» **Reading text**
start

Taking into account the overall situation in the new European Parliament, what could be its policy towards Ukraine? What would be prospects of Ukraine’s joining the EU, the peace process in Donbas and other important Ukrainian issues which the EU can influence?
The development in Ukraine as well as the shaping of the bilateral relationship EU – Ukraine is obviously at the core of the EU’s Eastern Neighborhood Policy and remains till today one of the most discussed and accompanied by all political groups in the European Parliament task and challenge for the EU’s foreign policy. A majority characterizes the partnership to be crucial for future stability at the European continent and a key for another development of EU- Russian Federation relations as well. The Left in the EP has stressed over the last years the necessity to turn to the inner-Ukrainian problems: fighting corruption, overcoming the systemic oligarchic structures in the national economy and their role in national politics as a kind of precondition for determining a deep rooted and comprehensive alternative towards completing the transformation of Ukrainian society successfully. This should include a decisive fight against right-wing extremism and the growing gap between rich and poor people in Ukraine.
Currently, there is some uncertainty among the political parties and groups in the European Parliament on how to interpret the result of the presidential elections. The move of President Volodymyr Zelensky to dismiss all Ministers in order to pave the way for early parliamentary elections as well as to dissolve the Rada was commented rather critical in mainstream media. Many were puzzled that he challenges the existing power structures without having yet established a party capable of nation-wide operations. Few journalists were smart enough to compare his move with what Macron did after winning the presidency of France. At the end, his newly founded party La Republique en Marche and won a historic victory in the parliamentary elections.

end

[Element and region data]
start

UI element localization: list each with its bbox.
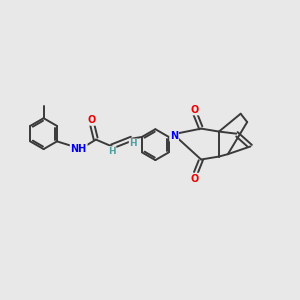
Text: O: O — [88, 115, 96, 125]
Text: O: O — [190, 105, 199, 115]
Text: N: N — [170, 131, 178, 141]
Text: H: H — [108, 147, 116, 156]
Text: H: H — [130, 139, 137, 148]
Text: NH: NH — [70, 143, 87, 154]
Text: O: O — [190, 173, 199, 184]
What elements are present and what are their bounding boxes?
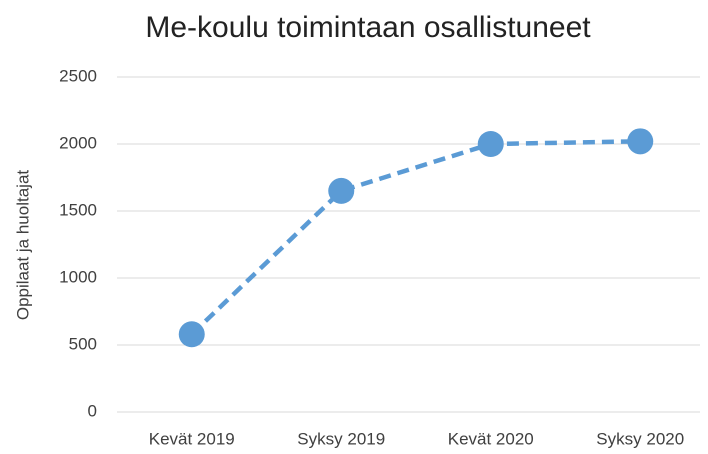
data-point xyxy=(627,128,654,155)
y-tick-label: 1500 xyxy=(59,200,97,219)
y-axis-label: Oppilaat ja huoltajat xyxy=(13,170,32,321)
data-point xyxy=(328,177,355,204)
y-tick-label: 0 xyxy=(88,401,97,420)
x-tick-label: Syksy 2020 xyxy=(596,429,684,448)
x-tick-label: Kevät 2020 xyxy=(448,429,534,448)
y-tick-label: 2500 xyxy=(59,66,97,85)
series-line xyxy=(190,139,641,336)
data-point xyxy=(477,131,504,157)
x-tick-label: Kevät 2019 xyxy=(149,429,235,448)
y-tick-label: 2000 xyxy=(59,133,97,152)
data-point xyxy=(178,321,205,348)
y-tick-label: 1000 xyxy=(59,267,97,286)
x-tick-label: Syksy 2019 xyxy=(297,429,385,448)
chart-title: Me-koulu toimintaan osallistuneet xyxy=(145,11,591,44)
y-tick-label: 500 xyxy=(69,334,97,353)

end

» **Required tasks**
(a) Answer these questions from the passage on EU–Ukraine relations:
(i) Which EU policy has the development in Ukraine at its core?
(ii) Besides dismissing all ministers, what did President Volodymyr Zelensky move to dissolve?
(iii) To which politician's move after a presidential win did a few journalists compare Zelensky's move?
(b) Render this sentence from the passage on EU–Ukraine relations in Spanish: "Currently, there is some uncertainty among the political parties and groups in the European Parliament on how to interpret the result of the presidential elections."
(c) Resume the passage on EU–Ukraine relations after its final sentence, keeping its voice and subject.
The records play no part in this work.

» **The replies**
(a)
(i) The EU's Eastern Neighborhood Policy
(ii) The Rada
(iii) Macron's, after he won the presidency of France

(b) Actualmente existe cierta incertidumbre entre los partidos y grupos políticos del Parlamento Europeo sobre cómo interpretar el resultado de las elecciones presidenciales.

(c)
Zelensky managed to surprise and please his supporters by doing after the election what he promised during the campaign. We have yet to see whether he continues to do so when it comes to the most important issues of peace and social security. Indeed, taking into account recent polls in Ukraine most of the citizens expect a decisive policy for solving the ongoing conflict in the Eastern parts of the Republic and establishing real peace, to overcome corruption and the social gap in the society. He expressed himself so clearly pro-European that I consider it unlikely that he will be tackled openly from within the EU, although he was not the favorite candidate of the influential parties in Warsaw, Washington, Berlin, or Brussels. On the other hand it needs a crucial change in the policy of the Russian Federation’s authorities towards Ukraine as well contributing constructively to end the military confrontation and implement seriously the Minsk agreements’ obligations.
Regarding possible prospects of Ukraine joining the EU, they have been very dim already. There was never a serious undertaking in EU’s policies to make Ukraine full Member party to the EU in a short time. And also now, with almost 5 years’ experiences of implementing the Partnership agreement, most governments of EU Member States seem lacking in appetite for a speedy enlargement of the Union. After the agreement between Athens and Skopje on the name of North Macedonia, there is now a chance to move forward the Membership perspective of some Western Balkan countries. But Ukraine, I’m afraid, will continue a relationship on the terms of its association agreement during the years to come as there is no sufficient support for membership in the larger political parties and Member States. And the Ukrainian society must be aware that ahead an Membership in the EU the full implementation of the EU’s so called acquis communitaire must be realized, including the fulfillment of the Copenhagen criteria in the real functioning of the democratic and legal system in the country. From a left-wing perspective, this is a precondition too and therefore the complexity of an EU membership should become a matter of broad discussion among all citizens about the pluses and minuses of EU membership, organized both by governmental as well as civil society structures, in full transparency about the steps and efforts to be went by the society and leading finally to a public vote about it.
The majority the European Parliament supported the right-wing Ukrainian government in their policies on the conflict in Donbass and annexation of Crimea. Yet despite some attempts to promote more critical views on the socio-economic situation in Ukraine, it remains predominantly uncritical of rapid neoliberal reforms, violations of human rights, persecution of political opposition, nationalist legislation initiatives, Ukrainian radical nationalists? Why are these issues usually downplayed?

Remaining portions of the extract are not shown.